**Task instructions:** Which lines contain the word "infer"? Return each of them as written.

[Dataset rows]
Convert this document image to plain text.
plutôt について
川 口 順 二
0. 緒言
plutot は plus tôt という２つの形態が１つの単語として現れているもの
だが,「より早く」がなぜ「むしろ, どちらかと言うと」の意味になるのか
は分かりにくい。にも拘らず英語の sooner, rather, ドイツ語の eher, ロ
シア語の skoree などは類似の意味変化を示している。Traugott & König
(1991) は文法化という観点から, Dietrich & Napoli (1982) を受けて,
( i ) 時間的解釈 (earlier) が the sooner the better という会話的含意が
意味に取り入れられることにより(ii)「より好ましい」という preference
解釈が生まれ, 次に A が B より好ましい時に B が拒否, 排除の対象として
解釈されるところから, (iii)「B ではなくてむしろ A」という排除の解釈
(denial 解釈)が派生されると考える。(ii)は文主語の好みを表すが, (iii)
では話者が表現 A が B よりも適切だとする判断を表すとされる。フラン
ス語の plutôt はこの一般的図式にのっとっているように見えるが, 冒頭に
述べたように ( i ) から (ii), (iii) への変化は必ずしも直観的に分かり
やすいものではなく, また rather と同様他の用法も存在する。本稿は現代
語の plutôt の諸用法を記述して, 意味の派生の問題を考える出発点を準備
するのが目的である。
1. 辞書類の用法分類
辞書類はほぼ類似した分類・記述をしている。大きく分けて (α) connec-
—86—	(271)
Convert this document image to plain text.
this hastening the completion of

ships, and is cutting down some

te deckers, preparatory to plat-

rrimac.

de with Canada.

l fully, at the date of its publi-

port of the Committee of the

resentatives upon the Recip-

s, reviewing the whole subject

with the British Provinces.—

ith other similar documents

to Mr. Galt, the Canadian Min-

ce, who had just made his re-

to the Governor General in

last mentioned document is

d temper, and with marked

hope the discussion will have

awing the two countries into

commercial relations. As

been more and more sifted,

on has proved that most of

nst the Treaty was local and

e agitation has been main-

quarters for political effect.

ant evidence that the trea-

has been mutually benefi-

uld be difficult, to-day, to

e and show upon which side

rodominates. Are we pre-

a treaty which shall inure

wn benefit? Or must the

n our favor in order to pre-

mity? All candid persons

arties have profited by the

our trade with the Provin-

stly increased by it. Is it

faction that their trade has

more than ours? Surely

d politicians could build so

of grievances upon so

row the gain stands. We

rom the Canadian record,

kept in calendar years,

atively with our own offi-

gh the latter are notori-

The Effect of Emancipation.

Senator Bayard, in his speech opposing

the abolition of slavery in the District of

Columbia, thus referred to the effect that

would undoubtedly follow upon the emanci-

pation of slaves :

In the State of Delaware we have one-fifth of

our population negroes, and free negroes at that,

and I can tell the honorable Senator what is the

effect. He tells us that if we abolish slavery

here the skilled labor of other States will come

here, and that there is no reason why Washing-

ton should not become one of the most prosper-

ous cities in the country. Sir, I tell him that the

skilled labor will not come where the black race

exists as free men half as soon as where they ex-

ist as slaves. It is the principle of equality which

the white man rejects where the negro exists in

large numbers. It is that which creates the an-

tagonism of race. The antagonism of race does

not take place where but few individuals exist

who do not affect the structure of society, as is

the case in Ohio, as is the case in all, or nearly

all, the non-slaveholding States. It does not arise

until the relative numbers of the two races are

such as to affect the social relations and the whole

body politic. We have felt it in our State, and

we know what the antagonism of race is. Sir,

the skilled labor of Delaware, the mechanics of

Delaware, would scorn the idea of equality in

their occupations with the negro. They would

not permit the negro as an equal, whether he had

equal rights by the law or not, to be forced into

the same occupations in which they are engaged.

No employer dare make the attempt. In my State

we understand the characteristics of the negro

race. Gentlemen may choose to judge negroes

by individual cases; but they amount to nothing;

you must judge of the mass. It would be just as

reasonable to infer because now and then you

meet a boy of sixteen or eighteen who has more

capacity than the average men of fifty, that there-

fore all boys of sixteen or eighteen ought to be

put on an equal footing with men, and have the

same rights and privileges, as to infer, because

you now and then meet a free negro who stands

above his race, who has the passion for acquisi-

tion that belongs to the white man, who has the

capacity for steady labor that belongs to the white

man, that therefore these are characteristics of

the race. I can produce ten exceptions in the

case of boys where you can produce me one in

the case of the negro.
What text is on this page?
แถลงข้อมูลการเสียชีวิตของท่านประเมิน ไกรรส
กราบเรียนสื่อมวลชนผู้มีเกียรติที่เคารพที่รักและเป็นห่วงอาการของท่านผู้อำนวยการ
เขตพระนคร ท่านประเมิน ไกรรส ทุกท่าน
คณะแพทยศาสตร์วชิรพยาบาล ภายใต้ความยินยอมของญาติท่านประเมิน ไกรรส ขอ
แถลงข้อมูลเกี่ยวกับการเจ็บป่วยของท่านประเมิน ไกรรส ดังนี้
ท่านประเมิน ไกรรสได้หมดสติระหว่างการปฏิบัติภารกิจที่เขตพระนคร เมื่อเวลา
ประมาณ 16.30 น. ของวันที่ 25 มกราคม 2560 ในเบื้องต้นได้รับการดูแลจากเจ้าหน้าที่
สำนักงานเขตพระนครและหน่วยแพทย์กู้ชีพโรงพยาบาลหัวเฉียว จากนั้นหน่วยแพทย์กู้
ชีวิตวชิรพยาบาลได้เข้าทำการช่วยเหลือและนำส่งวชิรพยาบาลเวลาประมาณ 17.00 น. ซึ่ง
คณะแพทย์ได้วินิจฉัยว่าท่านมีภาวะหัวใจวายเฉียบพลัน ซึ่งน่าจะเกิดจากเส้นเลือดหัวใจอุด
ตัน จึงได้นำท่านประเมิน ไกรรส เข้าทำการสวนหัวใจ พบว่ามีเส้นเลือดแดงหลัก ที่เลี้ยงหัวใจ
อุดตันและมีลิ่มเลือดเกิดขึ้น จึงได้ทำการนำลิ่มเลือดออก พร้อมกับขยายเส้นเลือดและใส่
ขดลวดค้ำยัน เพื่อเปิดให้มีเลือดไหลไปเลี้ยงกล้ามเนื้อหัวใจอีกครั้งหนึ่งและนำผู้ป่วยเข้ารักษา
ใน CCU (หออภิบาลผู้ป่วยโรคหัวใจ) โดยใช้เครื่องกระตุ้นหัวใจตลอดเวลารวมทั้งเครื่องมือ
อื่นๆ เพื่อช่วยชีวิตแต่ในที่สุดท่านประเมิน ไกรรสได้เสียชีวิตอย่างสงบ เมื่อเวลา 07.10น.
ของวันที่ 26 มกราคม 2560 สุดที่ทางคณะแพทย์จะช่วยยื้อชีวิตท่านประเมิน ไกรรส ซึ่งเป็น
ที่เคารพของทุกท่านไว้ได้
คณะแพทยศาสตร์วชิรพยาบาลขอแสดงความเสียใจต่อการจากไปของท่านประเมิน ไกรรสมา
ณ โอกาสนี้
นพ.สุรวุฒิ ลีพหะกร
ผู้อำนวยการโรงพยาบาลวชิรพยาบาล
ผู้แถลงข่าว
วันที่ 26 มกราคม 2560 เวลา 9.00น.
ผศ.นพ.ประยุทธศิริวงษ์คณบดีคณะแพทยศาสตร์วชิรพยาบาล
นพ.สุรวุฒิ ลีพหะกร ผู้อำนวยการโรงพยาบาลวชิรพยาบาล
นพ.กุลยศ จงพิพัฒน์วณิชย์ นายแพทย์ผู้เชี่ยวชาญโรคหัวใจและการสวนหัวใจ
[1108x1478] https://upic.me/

**Task answer:**
reasonable to infer because now and then you
same rights and privileges, as to infer, because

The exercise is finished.